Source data

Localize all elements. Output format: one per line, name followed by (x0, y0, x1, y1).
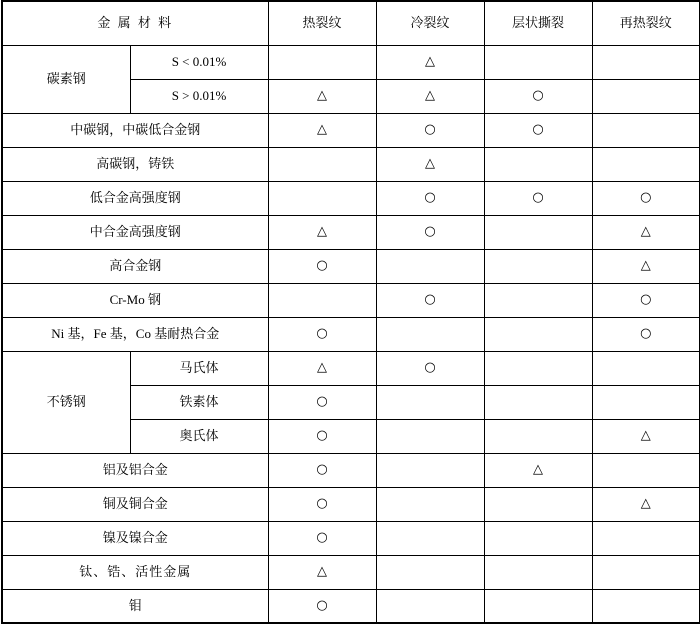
material-label: 钛、锆、活性金属 (2, 555, 268, 589)
cell-reheat-crack (592, 555, 700, 589)
material-label: 钼 (2, 589, 268, 623)
table-row (2, 113, 700, 147)
cell-lamellar-tear (484, 487, 592, 521)
cell-reheat-crack (592, 79, 700, 113)
table-header (2, 1, 700, 45)
cell-cold-crack: △ (376, 147, 484, 181)
cell-lamellar-tear (484, 385, 592, 419)
header-hot-crack: 热裂纹 (268, 1, 376, 45)
cell-hot-crack: ○ (268, 589, 376, 623)
cell-hot-crack: ○ (268, 419, 376, 453)
header-row (2, 1, 700, 45)
table-row (2, 249, 700, 283)
cell-cold-crack: ○ (376, 283, 484, 317)
cell-hot-crack (268, 147, 376, 181)
cell-cold-crack (376, 419, 484, 453)
cell-cold-crack (376, 555, 484, 589)
material-label: 中碳钢，中碳低合金钢 (2, 113, 268, 147)
crack-susceptibility-table (1, 0, 700, 624)
header-reheat-crack: 再热裂纹 (592, 1, 700, 45)
cell-lamellar-tear (484, 555, 592, 589)
cell-hot-crack: ○ (268, 453, 376, 487)
cell-hot-crack (268, 45, 376, 79)
cell-lamellar-tear: △ (484, 453, 592, 487)
cell-hot-crack (268, 181, 376, 215)
cell-lamellar-tear (484, 283, 592, 317)
cell-reheat-crack: ○ (592, 181, 700, 215)
material-group-carbon-steel: 碳素钢 (2, 45, 130, 113)
table-row (2, 555, 700, 589)
cell-cold-crack: △ (376, 45, 484, 79)
table-row (2, 317, 700, 351)
table-row (2, 283, 700, 317)
cell-lamellar-tear: ○ (484, 181, 592, 215)
table-row (2, 453, 700, 487)
table-row (2, 487, 700, 521)
cell-lamellar-tear: ○ (484, 79, 592, 113)
cell-hot-crack: △ (268, 555, 376, 589)
table-row (2, 147, 700, 181)
cell-lamellar-tear (484, 351, 592, 385)
cell-lamellar-tear: ○ (484, 113, 592, 147)
cell-hot-crack: △ (268, 79, 376, 113)
table-row (2, 215, 700, 249)
cell-cold-crack (376, 317, 484, 351)
header-lamellar-tear: 层状撕裂 (484, 1, 592, 45)
material-group-stainless-steel: 不锈钢 (2, 351, 130, 453)
table-row (2, 45, 700, 79)
cell-reheat-crack (592, 453, 700, 487)
cell-cold-crack (376, 487, 484, 521)
cell-cold-crack (376, 385, 484, 419)
material-label: 铝及铝合金 (2, 453, 268, 487)
cell-lamellar-tear (484, 521, 592, 555)
cell-reheat-crack (592, 351, 700, 385)
cell-cold-crack (376, 453, 484, 487)
material-label: Ni 基，Fe 基，Co 基耐热合金 (2, 317, 268, 351)
material-label: 高合金钢 (2, 249, 268, 283)
material-sub-label: 马氏体 (130, 351, 268, 385)
cell-hot-crack: ○ (268, 317, 376, 351)
table-row (2, 521, 700, 555)
cell-lamellar-tear (484, 249, 592, 283)
cell-cold-crack (376, 521, 484, 555)
cell-cold-crack: ○ (376, 181, 484, 215)
material-label: 高碳钢，铸铁 (2, 147, 268, 181)
table-body (2, 45, 700, 623)
material-label: Cr-Mo 钢 (2, 283, 268, 317)
cell-lamellar-tear (484, 317, 592, 351)
material-sub-label: 铁素体 (130, 385, 268, 419)
cell-reheat-crack (592, 147, 700, 181)
cell-hot-crack: △ (268, 215, 376, 249)
cell-cold-crack (376, 249, 484, 283)
material-sub-label: S > 0.01% (130, 79, 268, 113)
cell-hot-crack: ○ (268, 249, 376, 283)
cell-lamellar-tear (484, 147, 592, 181)
table-row (2, 181, 700, 215)
cell-lamellar-tear (484, 45, 592, 79)
cell-reheat-crack: △ (592, 249, 700, 283)
header-cold-crack: 冷裂纹 (376, 1, 484, 45)
table-row (2, 351, 700, 385)
material-label: 铜及铜合金 (2, 487, 268, 521)
cell-reheat-crack: △ (592, 419, 700, 453)
cell-reheat-crack (592, 113, 700, 147)
material-label: 低合金高强度钢 (2, 181, 268, 215)
cell-lamellar-tear (484, 419, 592, 453)
cell-reheat-crack: ○ (592, 283, 700, 317)
cell-hot-crack: ○ (268, 521, 376, 555)
material-label: 中合金高强度钢 (2, 215, 268, 249)
cell-reheat-crack: ○ (592, 317, 700, 351)
cell-hot-crack: △ (268, 351, 376, 385)
cell-reheat-crack (592, 45, 700, 79)
cell-lamellar-tear (484, 215, 592, 249)
cell-cold-crack: ○ (376, 113, 484, 147)
cell-cold-crack: ○ (376, 215, 484, 249)
material-sub-label: 奥氏体 (130, 419, 268, 453)
cell-hot-crack (268, 283, 376, 317)
material-sub-label: S < 0.01% (130, 45, 268, 79)
cell-hot-crack: ○ (268, 487, 376, 521)
material-label: 镍及镍合金 (2, 521, 268, 555)
cell-cold-crack: ○ (376, 351, 484, 385)
header-material: 金 属 材 料 (2, 1, 268, 45)
cell-hot-crack: ○ (268, 385, 376, 419)
cell-reheat-crack: △ (592, 215, 700, 249)
cell-reheat-crack: △ (592, 487, 700, 521)
cell-reheat-crack (592, 385, 700, 419)
cell-hot-crack: △ (268, 113, 376, 147)
cell-reheat-crack (592, 521, 700, 555)
cell-cold-crack: △ (376, 79, 484, 113)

Given problem
Substitute "table-line" for every occurrence of "table-row" in the data and rewrite the lines with everything else unchanged. Omit the pictures from your output.

Full output
Localize all elements. Output format: one per line, name followed by (x0, y0, x1, y1).
material-label: 钛、锆、活性金属 (2, 555, 268, 589)
cell-reheat-crack (592, 555, 700, 589)
material-label: 钼 (2, 589, 268, 623)
table-line (2, 113, 700, 147)
cell-lamellar-tear (484, 487, 592, 521)
cell-reheat-crack (592, 79, 700, 113)
table-header (2, 1, 700, 45)
cell-cold-crack: △ (376, 147, 484, 181)
cell-lamellar-tear (484, 385, 592, 419)
header-hot-crack: 热裂纹 (268, 1, 376, 45)
cell-hot-crack: ○ (268, 589, 376, 623)
cell-hot-crack: ○ (268, 419, 376, 453)
header-row (2, 1, 700, 45)
table-line (2, 249, 700, 283)
cell-cold-crack: ○ (376, 283, 484, 317)
cell-hot-crack (268, 147, 376, 181)
cell-cold-crack (376, 419, 484, 453)
cell-cold-crack (376, 555, 484, 589)
material-label: 中碳钢，中碳低合金钢 (2, 113, 268, 147)
crack-susceptibility-table (1, 0, 700, 624)
header-reheat-crack: 再热裂纹 (592, 1, 700, 45)
cell-lamellar-tear (484, 555, 592, 589)
cell-hot-crack: ○ (268, 453, 376, 487)
cell-hot-crack (268, 45, 376, 79)
cell-lamellar-tear: △ (484, 453, 592, 487)
cell-hot-crack (268, 181, 376, 215)
cell-lamellar-tear (484, 283, 592, 317)
cell-reheat-crack: ○ (592, 181, 700, 215)
material-group-carbon-steel: 碳素钢 (2, 45, 130, 113)
table-line (2, 555, 700, 589)
cell-cold-crack: △ (376, 45, 484, 79)
table-line (2, 317, 700, 351)
table-line (2, 283, 700, 317)
cell-lamellar-tear: ○ (484, 181, 592, 215)
table-line (2, 453, 700, 487)
table-line (2, 487, 700, 521)
cell-lamellar-tear: ○ (484, 79, 592, 113)
cell-hot-crack: △ (268, 555, 376, 589)
table-line (2, 147, 700, 181)
cell-lamellar-tear (484, 351, 592, 385)
cell-lamellar-tear: ○ (484, 113, 592, 147)
cell-hot-crack: △ (268, 79, 376, 113)
table-line (2, 215, 700, 249)
cell-cold-crack (376, 317, 484, 351)
header-lamellar-tear: 层状撕裂 (484, 1, 592, 45)
material-group-stainless-steel: 不锈钢 (2, 351, 130, 453)
table-line (2, 45, 700, 79)
cell-reheat-crack (592, 453, 700, 487)
cell-cold-crack (376, 487, 484, 521)
cell-cold-crack (376, 385, 484, 419)
material-label: 铝及铝合金 (2, 453, 268, 487)
cell-lamellar-tear (484, 521, 592, 555)
cell-reheat-crack (592, 351, 700, 385)
cell-cold-crack (376, 453, 484, 487)
material-label: Ni 基，Fe 基，Co 基耐热合金 (2, 317, 268, 351)
material-label: 高合金钢 (2, 249, 268, 283)
material-sub-label: 马氏体 (130, 351, 268, 385)
cell-hot-crack: ○ (268, 317, 376, 351)
table-line (2, 521, 700, 555)
cell-lamellar-tear (484, 249, 592, 283)
cell-cold-crack (376, 521, 484, 555)
cell-cold-crack: ○ (376, 181, 484, 215)
material-label: 高碳钢，铸铁 (2, 147, 268, 181)
table-body (2, 45, 700, 623)
material-label: Cr-Mo 钢 (2, 283, 268, 317)
cell-lamellar-tear (484, 317, 592, 351)
material-sub-label: 铁素体 (130, 385, 268, 419)
cell-reheat-crack (592, 147, 700, 181)
cell-hot-crack: △ (268, 215, 376, 249)
cell-cold-crack (376, 249, 484, 283)
material-sub-label: S > 0.01% (130, 79, 268, 113)
cell-hot-crack: ○ (268, 249, 376, 283)
cell-lamellar-tear (484, 147, 592, 181)
table-line (2, 181, 700, 215)
cell-lamellar-tear (484, 45, 592, 79)
cell-reheat-crack: △ (592, 249, 700, 283)
header-cold-crack: 冷裂纹 (376, 1, 484, 45)
table-line (2, 351, 700, 385)
material-label: 铜及铜合金 (2, 487, 268, 521)
cell-reheat-crack: △ (592, 419, 700, 453)
cell-reheat-crack (592, 113, 700, 147)
material-label: 低合金高强度钢 (2, 181, 268, 215)
cell-lamellar-tear (484, 419, 592, 453)
cell-reheat-crack: ○ (592, 283, 700, 317)
cell-hot-crack: ○ (268, 521, 376, 555)
material-label: 中合金高强度钢 (2, 215, 268, 249)
cell-reheat-crack: ○ (592, 317, 700, 351)
cell-hot-crack: △ (268, 351, 376, 385)
cell-reheat-crack (592, 45, 700, 79)
cell-lamellar-tear (484, 215, 592, 249)
cell-cold-crack: ○ (376, 113, 484, 147)
cell-cold-crack: ○ (376, 215, 484, 249)
material-sub-label: 奥氏体 (130, 419, 268, 453)
cell-hot-crack (268, 283, 376, 317)
material-sub-label: S < 0.01% (130, 45, 268, 79)
cell-hot-crack: ○ (268, 487, 376, 521)
material-label: 镍及镍合金 (2, 521, 268, 555)
cell-cold-crack: ○ (376, 351, 484, 385)
header-material: 金 属 材 料 (2, 1, 268, 45)
cell-hot-crack: ○ (268, 385, 376, 419)
cell-reheat-crack: △ (592, 215, 700, 249)
cell-reheat-crack: △ (592, 487, 700, 521)
cell-reheat-crack (592, 385, 700, 419)
cell-hot-crack: △ (268, 113, 376, 147)
cell-reheat-crack (592, 521, 700, 555)
cell-cold-crack: △ (376, 79, 484, 113)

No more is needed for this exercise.